▸ Given task
Transcribe the entries that follow exactly as they appear, minus pictures.

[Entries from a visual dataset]

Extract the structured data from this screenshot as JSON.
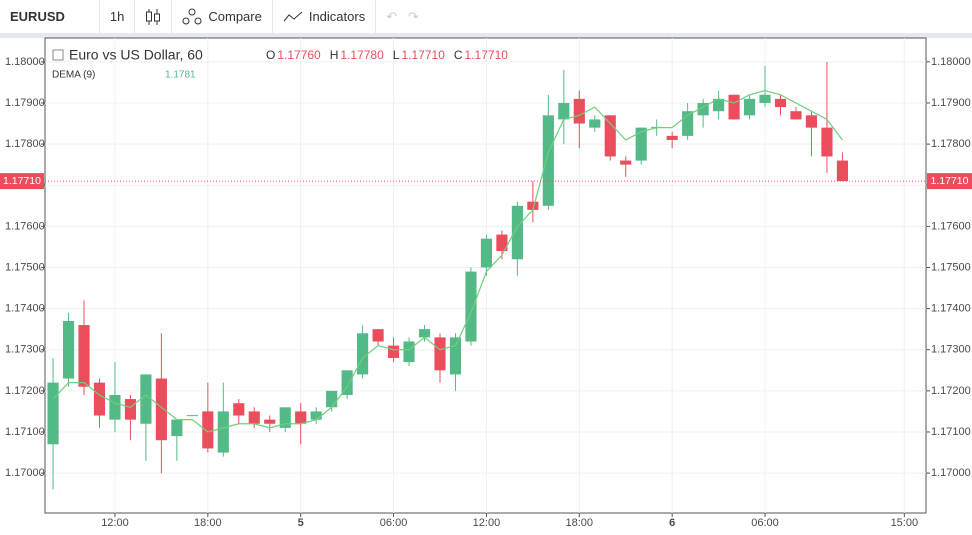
{
  "toolbar": {
    "symbol": "EURUSD",
    "interval": "1h",
    "compare": "Compare",
    "indicators": "Indicators"
  },
  "chart_data": {
    "type": "candlestick",
    "title": "Euro vs US Dollar, 60",
    "ohlc_legend": [
      {
        "key": "O",
        "value": 1.1776,
        "label": "1.17760"
      },
      {
        "key": "H",
        "value": 1.1778,
        "label": "1.17780"
      },
      {
        "key": "L",
        "value": 1.1771,
        "label": "1.17710"
      },
      {
        "key": "C",
        "value": 1.1771,
        "label": "1.17710"
      }
    ],
    "up_color": "#53b987",
    "down_color": "#eb4d5c",
    "x": [
      8,
      9,
      10,
      11,
      12,
      13,
      14,
      15,
      16,
      17,
      18,
      19,
      20,
      21,
      22,
      23,
      24,
      25,
      26,
      27,
      28,
      29,
      30,
      31,
      32,
      33,
      34,
      35,
      36,
      37,
      38,
      39,
      40,
      41,
      42,
      43,
      44,
      45,
      46,
      47,
      48,
      49,
      50,
      51,
      52,
      53,
      54,
      55,
      56,
      57,
      58,
      59
    ],
    "open": [
      1.1707,
      1.1723,
      1.1736,
      1.1722,
      1.1713,
      1.1718,
      1.1712,
      1.1723,
      1.1709,
      1.1714,
      1.1715,
      1.1705,
      1.1717,
      1.1715,
      1.1713,
      1.1711,
      1.1715,
      1.1713,
      1.1716,
      1.1719,
      1.1724,
      1.1735,
      1.1731,
      1.1727,
      1.1733,
      1.1733,
      1.1724,
      1.1732,
      1.175,
      1.1758,
      1.1752,
      1.1766,
      1.1765,
      1.1786,
      1.1791,
      1.1784,
      1.1787,
      1.1776,
      1.1776,
      1.1784,
      1.1782,
      1.1782,
      1.1787,
      1.1788,
      1.1792,
      1.1787,
      1.179,
      1.1791,
      1.1788,
      1.1787,
      1.1784,
      1.1776
    ],
    "high": [
      1.1728,
      1.1739,
      1.1742,
      1.1723,
      1.1727,
      1.1719,
      1.1724,
      1.1734,
      1.1713,
      1.1714,
      1.1722,
      1.1722,
      1.1718,
      1.1716,
      1.1714,
      1.1716,
      1.1717,
      1.1716,
      1.172,
      1.1725,
      1.1736,
      1.1735,
      1.1733,
      1.1733,
      1.1736,
      1.1734,
      1.1734,
      1.175,
      1.1758,
      1.1759,
      1.1766,
      1.1771,
      1.1792,
      1.1798,
      1.1793,
      1.1787,
      1.1787,
      1.1777,
      1.1784,
      1.1786,
      1.1783,
      1.179,
      1.1791,
      1.1793,
      1.1792,
      1.1792,
      1.1799,
      1.1792,
      1.1789,
      1.1788,
      1.18,
      1.1778
    ],
    "low": [
      1.1696,
      1.1721,
      1.1719,
      1.1711,
      1.171,
      1.1708,
      1.1703,
      1.17,
      1.1703,
      1.1714,
      1.1705,
      1.1704,
      1.1712,
      1.1711,
      1.171,
      1.171,
      1.1707,
      1.1712,
      1.1715,
      1.1718,
      1.1723,
      1.1731,
      1.1727,
      1.1726,
      1.1732,
      1.1722,
      1.172,
      1.1731,
      1.1748,
      1.1752,
      1.1748,
      1.1761,
      1.1764,
      1.178,
      1.1779,
      1.1783,
      1.1776,
      1.1772,
      1.1775,
      1.1782,
      1.1779,
      1.1781,
      1.1784,
      1.1786,
      1.1786,
      1.1786,
      1.1789,
      1.1787,
      1.1786,
      1.1777,
      1.1773,
      1.1771
    ],
    "close": [
      1.1722,
      1.1737,
      1.1721,
      1.1714,
      1.1719,
      1.1713,
      1.1724,
      1.1708,
      1.1713,
      1.17141,
      1.1706,
      1.1715,
      1.1714,
      1.1712,
      1.1712,
      1.1716,
      1.1712,
      1.1715,
      1.172,
      1.1725,
      1.1734,
      1.1732,
      1.1728,
      1.1732,
      1.1735,
      1.1725,
      1.1733,
      1.1749,
      1.1757,
      1.1754,
      1.1765,
      1.1764,
      1.1787,
      1.179,
      1.1785,
      1.1786,
      1.1777,
      1.1775,
      1.1784,
      1.17842,
      1.1781,
      1.1788,
      1.179,
      1.1791,
      1.1786,
      1.1791,
      1.1792,
      1.1789,
      1.1786,
      1.1784,
      1.1777,
      1.1771
    ],
    "indicator": {
      "name": "DEMA (9)",
      "color": "#6fcf7c",
      "last_value": 1.1781,
      "values": [
        1.1718,
        1.1722,
        1.1722,
        1.1719,
        1.1717,
        1.1716,
        1.1719,
        1.1716,
        1.1713,
        1.1713,
        1.171,
        1.1711,
        1.1712,
        1.1712,
        1.1711,
        1.1712,
        1.1712,
        1.1713,
        1.1716,
        1.1721,
        1.1728,
        1.1731,
        1.173,
        1.173,
        1.1733,
        1.173,
        1.1731,
        1.1739,
        1.1749,
        1.1753,
        1.176,
        1.1764,
        1.1778,
        1.1786,
        1.1787,
        1.1789,
        1.1785,
        1.1781,
        1.1783,
        1.1784,
        1.1784,
        1.1787,
        1.1789,
        1.1791,
        1.179,
        1.1792,
        1.1793,
        1.1792,
        1.179,
        1.1788,
        1.1786,
        1.1781
      ]
    },
    "last_price": {
      "value": 1.1771,
      "label": "1.17710",
      "color": "#eb4d5c"
    },
    "xlim": [
      7.48,
      64.4
    ],
    "xticks": [
      {
        "value": 12,
        "label": "12:00"
      },
      {
        "value": 18,
        "label": "18:00"
      },
      {
        "value": 24,
        "label": "5"
      },
      {
        "value": 30,
        "label": "06:00"
      },
      {
        "value": 36,
        "label": "12:00"
      },
      {
        "value": 42,
        "label": "18:00"
      },
      {
        "value": 48,
        "label": "6"
      },
      {
        "value": 54,
        "label": "06:00"
      },
      {
        "value": 63,
        "label": "15:00"
      }
    ],
    "ylim": [
      1.16903,
      1.18058
    ],
    "yticks": [
      {
        "value": 1.17,
        "label": "1.17000"
      },
      {
        "value": 1.171,
        "label": "1.17100"
      },
      {
        "value": 1.172,
        "label": "1.17200"
      },
      {
        "value": 1.173,
        "label": "1.17300"
      },
      {
        "value": 1.174,
        "label": "1.17400"
      },
      {
        "value": 1.175,
        "label": "1.17500"
      },
      {
        "value": 1.176,
        "label": "1.17600"
      },
      {
        "value": 1.177,
        "label": "1.17700"
      },
      {
        "value": 1.178,
        "label": "1.17800"
      },
      {
        "value": 1.179,
        "label": "1.17900"
      },
      {
        "value": 1.18,
        "label": "1.18000"
      }
    ],
    "grid": true
  }
}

▸ Response
Extract the structured data from this screenshot as JSON.
{
  "toolbar": {
    "symbol": "EURUSD",
    "interval": "1h",
    "compare": "Compare",
    "indicators": "Indicators"
  },
  "chart_data": {
    "type": "candlestick",
    "title": "Euro vs US Dollar, 60",
    "ohlc_legend": [
      {
        "key": "O",
        "value": 1.1776,
        "label": "1.17760"
      },
      {
        "key": "H",
        "value": 1.1778,
        "label": "1.17780"
      },
      {
        "key": "L",
        "value": 1.1771,
        "label": "1.17710"
      },
      {
        "key": "C",
        "value": 1.1771,
        "label": "1.17710"
      }
    ],
    "up_color": "#53b987",
    "down_color": "#eb4d5c",
    "x": [
      8,
      9,
      10,
      11,
      12,
      13,
      14,
      15,
      16,
      17,
      18,
      19,
      20,
      21,
      22,
      23,
      24,
      25,
      26,
      27,
      28,
      29,
      30,
      31,
      32,
      33,
      34,
      35,
      36,
      37,
      38,
      39,
      40,
      41,
      42,
      43,
      44,
      45,
      46,
      47,
      48,
      49,
      50,
      51,
      52,
      53,
      54,
      55,
      56,
      57,
      58,
      59
    ],
    "open": [
      1.1707,
      1.1723,
      1.1736,
      1.1722,
      1.1713,
      1.1718,
      1.1712,
      1.1723,
      1.1709,
      1.1714,
      1.1715,
      1.1705,
      1.1717,
      1.1715,
      1.1713,
      1.1711,
      1.1715,
      1.1713,
      1.1716,
      1.1719,
      1.1724,
      1.1735,
      1.1731,
      1.1727,
      1.1733,
      1.1733,
      1.1724,
      1.1732,
      1.175,
      1.1758,
      1.1752,
      1.1766,
      1.1765,
      1.1786,
      1.1791,
      1.1784,
      1.1787,
      1.1776,
      1.1776,
      1.1784,
      1.1782,
      1.1782,
      1.1787,
      1.1788,
      1.1792,
      1.1787,
      1.179,
      1.1791,
      1.1788,
      1.1787,
      1.1784,
      1.1776
    ],
    "high": [
      1.1728,
      1.1739,
      1.1742,
      1.1723,
      1.1727,
      1.1719,
      1.1724,
      1.1734,
      1.1713,
      1.1714,
      1.1722,
      1.1722,
      1.1718,
      1.1716,
      1.1714,
      1.1716,
      1.1717,
      1.1716,
      1.172,
      1.1725,
      1.1736,
      1.1735,
      1.1733,
      1.1733,
      1.1736,
      1.1734,
      1.1734,
      1.175,
      1.1758,
      1.1759,
      1.1766,
      1.1771,
      1.1792,
      1.1798,
      1.1793,
      1.1787,
      1.1787,
      1.1777,
      1.1784,
      1.1786,
      1.1783,
      1.179,
      1.1791,
      1.1793,
      1.1792,
      1.1792,
      1.1799,
      1.1792,
      1.1789,
      1.1788,
      1.18,
      1.1778
    ],
    "low": [
      1.1696,
      1.1721,
      1.1719,
      1.1711,
      1.171,
      1.1708,
      1.1703,
      1.17,
      1.1703,
      1.1714,
      1.1705,
      1.1704,
      1.1712,
      1.1711,
      1.171,
      1.171,
      1.1707,
      1.1712,
      1.1715,
      1.1718,
      1.1723,
      1.1731,
      1.1727,
      1.1726,
      1.1732,
      1.1722,
      1.172,
      1.1731,
      1.1748,
      1.1752,
      1.1748,
      1.1761,
      1.1764,
      1.178,
      1.1779,
      1.1783,
      1.1776,
      1.1772,
      1.1775,
      1.1782,
      1.1779,
      1.1781,
      1.1784,
      1.1786,
      1.1786,
      1.1786,
      1.1789,
      1.1787,
      1.1786,
      1.1777,
      1.1773,
      1.1771
    ],
    "close": [
      1.1722,
      1.1737,
      1.1721,
      1.1714,
      1.1719,
      1.1713,
      1.1724,
      1.1708,
      1.1713,
      1.17141,
      1.1706,
      1.1715,
      1.1714,
      1.1712,
      1.1712,
      1.1716,
      1.1712,
      1.1715,
      1.172,
      1.1725,
      1.1734,
      1.1732,
      1.1728,
      1.1732,
      1.1735,
      1.1725,
      1.1733,
      1.1749,
      1.1757,
      1.1754,
      1.1765,
      1.1764,
      1.1787,
      1.179,
      1.1785,
      1.1786,
      1.1777,
      1.1775,
      1.1784,
      1.17842,
      1.1781,
      1.1788,
      1.179,
      1.1791,
      1.1786,
      1.1791,
      1.1792,
      1.1789,
      1.1786,
      1.1784,
      1.1777,
      1.1771
    ],
    "indicator": {
      "name": "DEMA (9)",
      "color": "#6fcf7c",
      "last_value": 1.1781,
      "values": [
        1.1718,
        1.1722,
        1.1722,
        1.1719,
        1.1717,
        1.1716,
        1.1719,
        1.1716,
        1.1713,
        1.1713,
        1.171,
        1.1711,
        1.1712,
        1.1712,
        1.1711,
        1.1712,
        1.1712,
        1.1713,
        1.1716,
        1.1721,
        1.1728,
        1.1731,
        1.173,
        1.173,
        1.1733,
        1.173,
        1.1731,
        1.1739,
        1.1749,
        1.1753,
        1.176,
        1.1764,
        1.1778,
        1.1786,
        1.1787,
        1.1789,
        1.1785,
        1.1781,
        1.1783,
        1.1784,
        1.1784,
        1.1787,
        1.1789,
        1.1791,
        1.179,
        1.1792,
        1.1793,
        1.1792,
        1.179,
        1.1788,
        1.1786,
        1.1781
      ]
    },
    "last_price": {
      "value": 1.1771,
      "label": "1.17710",
      "color": "#eb4d5c"
    },
    "xlim": [
      7.48,
      64.4
    ],
    "xticks": [
      {
        "value": 12,
        "label": "12:00"
      },
      {
        "value": 18,
        "label": "18:00"
      },
      {
        "value": 24,
        "label": "5"
      },
      {
        "value": 30,
        "label": "06:00"
      },
      {
        "value": 36,
        "label": "12:00"
      },
      {
        "value": 42,
        "label": "18:00"
      },
      {
        "value": 48,
        "label": "6"
      },
      {
        "value": 54,
        "label": "06:00"
      },
      {
        "value": 63,
        "label": "15:00"
      }
    ],
    "ylim": [
      1.16903,
      1.18058
    ],
    "yticks": [
      {
        "value": 1.17,
        "label": "1.17000"
      },
      {
        "value": 1.171,
        "label": "1.17100"
      },
      {
        "value": 1.172,
        "label": "1.17200"
      },
      {
        "value": 1.173,
        "label": "1.17300"
      },
      {
        "value": 1.174,
        "label": "1.17400"
      },
      {
        "value": 1.175,
        "label": "1.17500"
      },
      {
        "value": 1.176,
        "label": "1.17600"
      },
      {
        "value": 1.177,
        "label": "1.17700"
      },
      {
        "value": 1.178,
        "label": "1.17800"
      },
      {
        "value": 1.179,
        "label": "1.17900"
      },
      {
        "value": 1.18,
        "label": "1.18000"
      }
    ],
    "grid": true
  }
}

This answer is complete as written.